* To do: Show every line that has the string "BARD" in it.
============================================================
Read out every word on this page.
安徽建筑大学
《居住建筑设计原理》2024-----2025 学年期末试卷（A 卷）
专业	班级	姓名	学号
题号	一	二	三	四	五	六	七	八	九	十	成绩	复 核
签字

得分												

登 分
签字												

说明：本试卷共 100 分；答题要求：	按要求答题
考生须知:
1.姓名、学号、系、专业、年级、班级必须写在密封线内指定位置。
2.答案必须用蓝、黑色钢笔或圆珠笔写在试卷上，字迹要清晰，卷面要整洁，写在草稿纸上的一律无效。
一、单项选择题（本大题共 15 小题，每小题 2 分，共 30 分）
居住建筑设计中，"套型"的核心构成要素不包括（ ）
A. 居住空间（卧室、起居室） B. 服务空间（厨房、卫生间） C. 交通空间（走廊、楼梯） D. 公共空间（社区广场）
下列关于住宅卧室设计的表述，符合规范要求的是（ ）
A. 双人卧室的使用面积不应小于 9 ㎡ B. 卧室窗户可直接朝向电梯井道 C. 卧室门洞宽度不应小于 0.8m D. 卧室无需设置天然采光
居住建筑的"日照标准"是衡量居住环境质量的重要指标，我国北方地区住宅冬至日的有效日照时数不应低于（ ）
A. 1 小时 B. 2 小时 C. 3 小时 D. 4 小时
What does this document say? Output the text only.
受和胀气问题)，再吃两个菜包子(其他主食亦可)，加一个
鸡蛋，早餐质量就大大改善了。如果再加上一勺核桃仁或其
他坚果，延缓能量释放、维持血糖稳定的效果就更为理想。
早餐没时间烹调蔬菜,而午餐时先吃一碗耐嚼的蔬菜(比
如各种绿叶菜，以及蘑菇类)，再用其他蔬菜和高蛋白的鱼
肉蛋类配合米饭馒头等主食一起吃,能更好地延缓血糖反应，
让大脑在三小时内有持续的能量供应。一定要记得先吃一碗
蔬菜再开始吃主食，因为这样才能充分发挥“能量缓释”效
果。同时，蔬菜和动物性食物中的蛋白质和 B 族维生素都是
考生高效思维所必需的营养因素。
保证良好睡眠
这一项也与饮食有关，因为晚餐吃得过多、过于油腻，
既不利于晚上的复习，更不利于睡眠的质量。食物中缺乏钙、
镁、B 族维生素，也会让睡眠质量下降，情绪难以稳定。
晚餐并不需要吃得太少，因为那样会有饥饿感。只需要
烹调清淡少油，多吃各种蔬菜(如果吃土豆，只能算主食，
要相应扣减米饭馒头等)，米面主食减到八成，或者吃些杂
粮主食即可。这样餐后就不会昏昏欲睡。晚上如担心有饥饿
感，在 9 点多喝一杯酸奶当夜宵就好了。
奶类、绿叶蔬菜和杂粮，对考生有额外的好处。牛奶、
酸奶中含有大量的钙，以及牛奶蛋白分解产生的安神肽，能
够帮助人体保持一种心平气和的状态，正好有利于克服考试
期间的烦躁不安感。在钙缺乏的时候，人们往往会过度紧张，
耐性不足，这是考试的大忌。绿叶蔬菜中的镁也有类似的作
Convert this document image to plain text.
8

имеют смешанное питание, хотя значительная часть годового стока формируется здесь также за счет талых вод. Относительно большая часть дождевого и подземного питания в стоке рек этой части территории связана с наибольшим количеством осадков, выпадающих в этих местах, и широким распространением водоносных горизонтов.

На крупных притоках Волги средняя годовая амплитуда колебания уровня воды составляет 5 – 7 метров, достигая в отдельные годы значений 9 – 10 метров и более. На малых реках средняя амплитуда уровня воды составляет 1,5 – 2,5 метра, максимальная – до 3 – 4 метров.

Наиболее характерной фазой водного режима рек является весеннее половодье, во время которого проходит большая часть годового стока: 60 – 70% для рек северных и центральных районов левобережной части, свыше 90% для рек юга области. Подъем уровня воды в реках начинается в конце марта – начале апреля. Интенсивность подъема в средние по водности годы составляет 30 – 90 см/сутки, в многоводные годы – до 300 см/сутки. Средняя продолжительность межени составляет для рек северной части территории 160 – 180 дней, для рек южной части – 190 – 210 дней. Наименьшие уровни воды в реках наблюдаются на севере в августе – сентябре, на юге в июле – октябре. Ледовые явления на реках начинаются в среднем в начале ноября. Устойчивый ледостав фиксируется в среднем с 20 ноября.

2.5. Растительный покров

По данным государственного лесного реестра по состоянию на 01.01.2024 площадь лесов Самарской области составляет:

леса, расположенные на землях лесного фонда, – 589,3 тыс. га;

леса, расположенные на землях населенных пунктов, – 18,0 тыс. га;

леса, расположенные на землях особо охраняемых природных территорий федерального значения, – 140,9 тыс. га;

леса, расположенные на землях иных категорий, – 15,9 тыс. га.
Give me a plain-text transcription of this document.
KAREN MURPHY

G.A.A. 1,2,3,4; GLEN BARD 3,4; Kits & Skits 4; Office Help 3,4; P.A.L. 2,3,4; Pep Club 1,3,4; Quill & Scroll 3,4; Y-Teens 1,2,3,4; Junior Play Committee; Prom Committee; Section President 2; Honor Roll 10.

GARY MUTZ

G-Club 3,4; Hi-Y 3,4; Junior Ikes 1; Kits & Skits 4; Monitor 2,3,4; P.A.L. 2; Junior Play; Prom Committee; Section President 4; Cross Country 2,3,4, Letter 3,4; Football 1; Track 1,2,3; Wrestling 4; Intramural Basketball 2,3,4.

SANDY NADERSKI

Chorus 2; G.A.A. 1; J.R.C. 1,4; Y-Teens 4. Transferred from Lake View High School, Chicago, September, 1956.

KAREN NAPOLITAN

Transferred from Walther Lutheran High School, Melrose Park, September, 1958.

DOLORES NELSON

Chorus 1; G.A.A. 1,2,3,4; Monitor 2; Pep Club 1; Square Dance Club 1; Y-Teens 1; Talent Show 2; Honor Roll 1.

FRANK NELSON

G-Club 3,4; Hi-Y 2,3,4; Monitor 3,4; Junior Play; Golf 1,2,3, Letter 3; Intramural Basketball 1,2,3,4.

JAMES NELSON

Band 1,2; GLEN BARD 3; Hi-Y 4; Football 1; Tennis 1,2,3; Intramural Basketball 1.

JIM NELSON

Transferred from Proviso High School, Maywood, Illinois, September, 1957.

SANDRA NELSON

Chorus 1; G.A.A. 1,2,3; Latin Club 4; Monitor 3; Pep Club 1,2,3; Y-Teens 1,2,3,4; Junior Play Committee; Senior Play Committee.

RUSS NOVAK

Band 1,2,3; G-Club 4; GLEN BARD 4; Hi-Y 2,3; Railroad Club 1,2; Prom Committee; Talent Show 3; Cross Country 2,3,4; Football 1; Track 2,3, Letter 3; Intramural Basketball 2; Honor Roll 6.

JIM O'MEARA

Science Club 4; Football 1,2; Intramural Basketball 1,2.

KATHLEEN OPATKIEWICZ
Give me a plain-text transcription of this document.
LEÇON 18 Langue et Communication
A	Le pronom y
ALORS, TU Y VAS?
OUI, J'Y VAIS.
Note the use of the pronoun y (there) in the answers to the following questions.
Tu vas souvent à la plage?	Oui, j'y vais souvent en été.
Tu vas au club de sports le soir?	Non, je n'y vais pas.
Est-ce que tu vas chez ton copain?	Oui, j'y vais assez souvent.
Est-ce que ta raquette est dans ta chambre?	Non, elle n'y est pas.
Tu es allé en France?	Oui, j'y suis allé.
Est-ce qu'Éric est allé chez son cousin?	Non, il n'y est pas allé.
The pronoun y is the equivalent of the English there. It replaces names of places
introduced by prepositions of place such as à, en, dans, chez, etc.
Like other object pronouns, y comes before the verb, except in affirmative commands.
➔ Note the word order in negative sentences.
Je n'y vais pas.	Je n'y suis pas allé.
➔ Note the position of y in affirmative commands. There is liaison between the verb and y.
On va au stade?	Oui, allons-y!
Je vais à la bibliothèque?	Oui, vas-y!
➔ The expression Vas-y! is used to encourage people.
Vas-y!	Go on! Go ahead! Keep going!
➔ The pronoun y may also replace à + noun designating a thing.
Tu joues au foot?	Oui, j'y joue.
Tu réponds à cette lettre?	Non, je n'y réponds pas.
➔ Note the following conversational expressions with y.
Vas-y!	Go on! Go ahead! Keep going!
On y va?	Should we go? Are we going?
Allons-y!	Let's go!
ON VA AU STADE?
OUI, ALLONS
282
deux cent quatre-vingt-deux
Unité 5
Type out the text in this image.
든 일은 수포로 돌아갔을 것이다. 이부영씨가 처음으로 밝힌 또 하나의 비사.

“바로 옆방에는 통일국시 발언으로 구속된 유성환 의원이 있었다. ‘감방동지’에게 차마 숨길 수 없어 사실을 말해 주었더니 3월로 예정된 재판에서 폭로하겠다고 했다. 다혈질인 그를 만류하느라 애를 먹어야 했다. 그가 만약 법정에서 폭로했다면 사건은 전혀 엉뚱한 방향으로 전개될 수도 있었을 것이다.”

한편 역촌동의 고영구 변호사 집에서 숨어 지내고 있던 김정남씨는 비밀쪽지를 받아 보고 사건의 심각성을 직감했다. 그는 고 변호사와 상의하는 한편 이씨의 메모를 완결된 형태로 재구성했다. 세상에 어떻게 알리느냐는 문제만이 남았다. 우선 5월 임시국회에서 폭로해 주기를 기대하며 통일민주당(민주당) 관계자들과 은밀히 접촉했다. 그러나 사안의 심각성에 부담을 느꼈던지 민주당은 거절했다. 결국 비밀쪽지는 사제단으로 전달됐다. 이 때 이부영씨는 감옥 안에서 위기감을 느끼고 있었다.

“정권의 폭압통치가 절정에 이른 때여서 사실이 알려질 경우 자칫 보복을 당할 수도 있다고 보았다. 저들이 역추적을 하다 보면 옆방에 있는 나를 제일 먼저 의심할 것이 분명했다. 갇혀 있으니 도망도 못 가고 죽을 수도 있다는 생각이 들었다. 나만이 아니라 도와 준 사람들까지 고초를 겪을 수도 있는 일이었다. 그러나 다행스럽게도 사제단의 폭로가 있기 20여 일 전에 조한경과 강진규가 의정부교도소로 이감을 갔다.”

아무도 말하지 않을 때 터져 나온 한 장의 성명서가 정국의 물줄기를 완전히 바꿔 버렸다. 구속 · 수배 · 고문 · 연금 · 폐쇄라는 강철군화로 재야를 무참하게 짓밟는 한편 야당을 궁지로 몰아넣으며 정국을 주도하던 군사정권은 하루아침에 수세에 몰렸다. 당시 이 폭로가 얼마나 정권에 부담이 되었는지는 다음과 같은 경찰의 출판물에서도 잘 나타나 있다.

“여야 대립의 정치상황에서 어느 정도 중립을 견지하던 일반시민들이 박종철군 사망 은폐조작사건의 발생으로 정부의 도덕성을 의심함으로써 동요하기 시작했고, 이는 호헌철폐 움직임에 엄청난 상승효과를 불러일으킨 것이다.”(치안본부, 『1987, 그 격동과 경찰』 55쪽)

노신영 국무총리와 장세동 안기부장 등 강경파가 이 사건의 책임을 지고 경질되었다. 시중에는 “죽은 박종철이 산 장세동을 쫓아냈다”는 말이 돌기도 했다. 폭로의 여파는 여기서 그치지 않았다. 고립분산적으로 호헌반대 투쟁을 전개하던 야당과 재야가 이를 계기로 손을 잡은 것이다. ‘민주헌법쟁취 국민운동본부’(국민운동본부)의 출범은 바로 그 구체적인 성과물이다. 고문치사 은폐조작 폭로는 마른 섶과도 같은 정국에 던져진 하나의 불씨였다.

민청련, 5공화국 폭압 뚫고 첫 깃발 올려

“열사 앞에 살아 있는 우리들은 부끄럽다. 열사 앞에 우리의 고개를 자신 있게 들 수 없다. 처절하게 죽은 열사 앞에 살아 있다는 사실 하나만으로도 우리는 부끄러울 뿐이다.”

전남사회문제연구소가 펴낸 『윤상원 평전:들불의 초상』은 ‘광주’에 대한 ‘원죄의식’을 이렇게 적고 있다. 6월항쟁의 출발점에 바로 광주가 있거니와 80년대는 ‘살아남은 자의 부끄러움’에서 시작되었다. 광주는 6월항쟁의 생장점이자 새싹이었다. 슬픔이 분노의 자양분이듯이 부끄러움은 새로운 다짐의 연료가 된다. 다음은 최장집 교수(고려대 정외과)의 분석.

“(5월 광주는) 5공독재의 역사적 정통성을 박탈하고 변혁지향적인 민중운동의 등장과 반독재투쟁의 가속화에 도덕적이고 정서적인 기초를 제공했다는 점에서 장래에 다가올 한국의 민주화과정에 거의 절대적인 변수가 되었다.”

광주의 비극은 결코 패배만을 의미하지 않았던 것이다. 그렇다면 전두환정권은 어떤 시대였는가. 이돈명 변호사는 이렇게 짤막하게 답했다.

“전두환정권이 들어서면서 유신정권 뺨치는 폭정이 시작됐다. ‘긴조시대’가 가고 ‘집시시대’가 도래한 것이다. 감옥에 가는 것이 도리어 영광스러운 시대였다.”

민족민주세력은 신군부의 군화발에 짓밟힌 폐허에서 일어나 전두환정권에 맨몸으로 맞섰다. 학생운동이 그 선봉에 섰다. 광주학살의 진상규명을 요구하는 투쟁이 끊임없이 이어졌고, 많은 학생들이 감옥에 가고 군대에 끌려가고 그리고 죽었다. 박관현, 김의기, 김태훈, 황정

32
============================================================
* Written answer:
G.A.A. 1,2,3,4; GLEN BARD 3,4; Kits & Skits 4; Office Help 3,4; P.A.L. 2,3,4; Pep Club 1,3,4; Quill & Scroll 3,4; Y-Teens 1,2,3,4; Junior Play Committee; Prom Committee; Section President 2; Honor Roll 10.
Band 1,2; GLEN BARD 3; Hi-Y 4; Football 1; Tennis 1,2,3; Intramural Basketball 1.
Band 1,2,3; G-Club 4; GLEN BARD 4; Hi-Y 2,3; Railroad Club 1,2; Prom Committee; Talent Show 3; Cross Country 2,3,4; Football 1; Track 2,3, Letter 3; Intramural Basketball 2; Honor Roll 6.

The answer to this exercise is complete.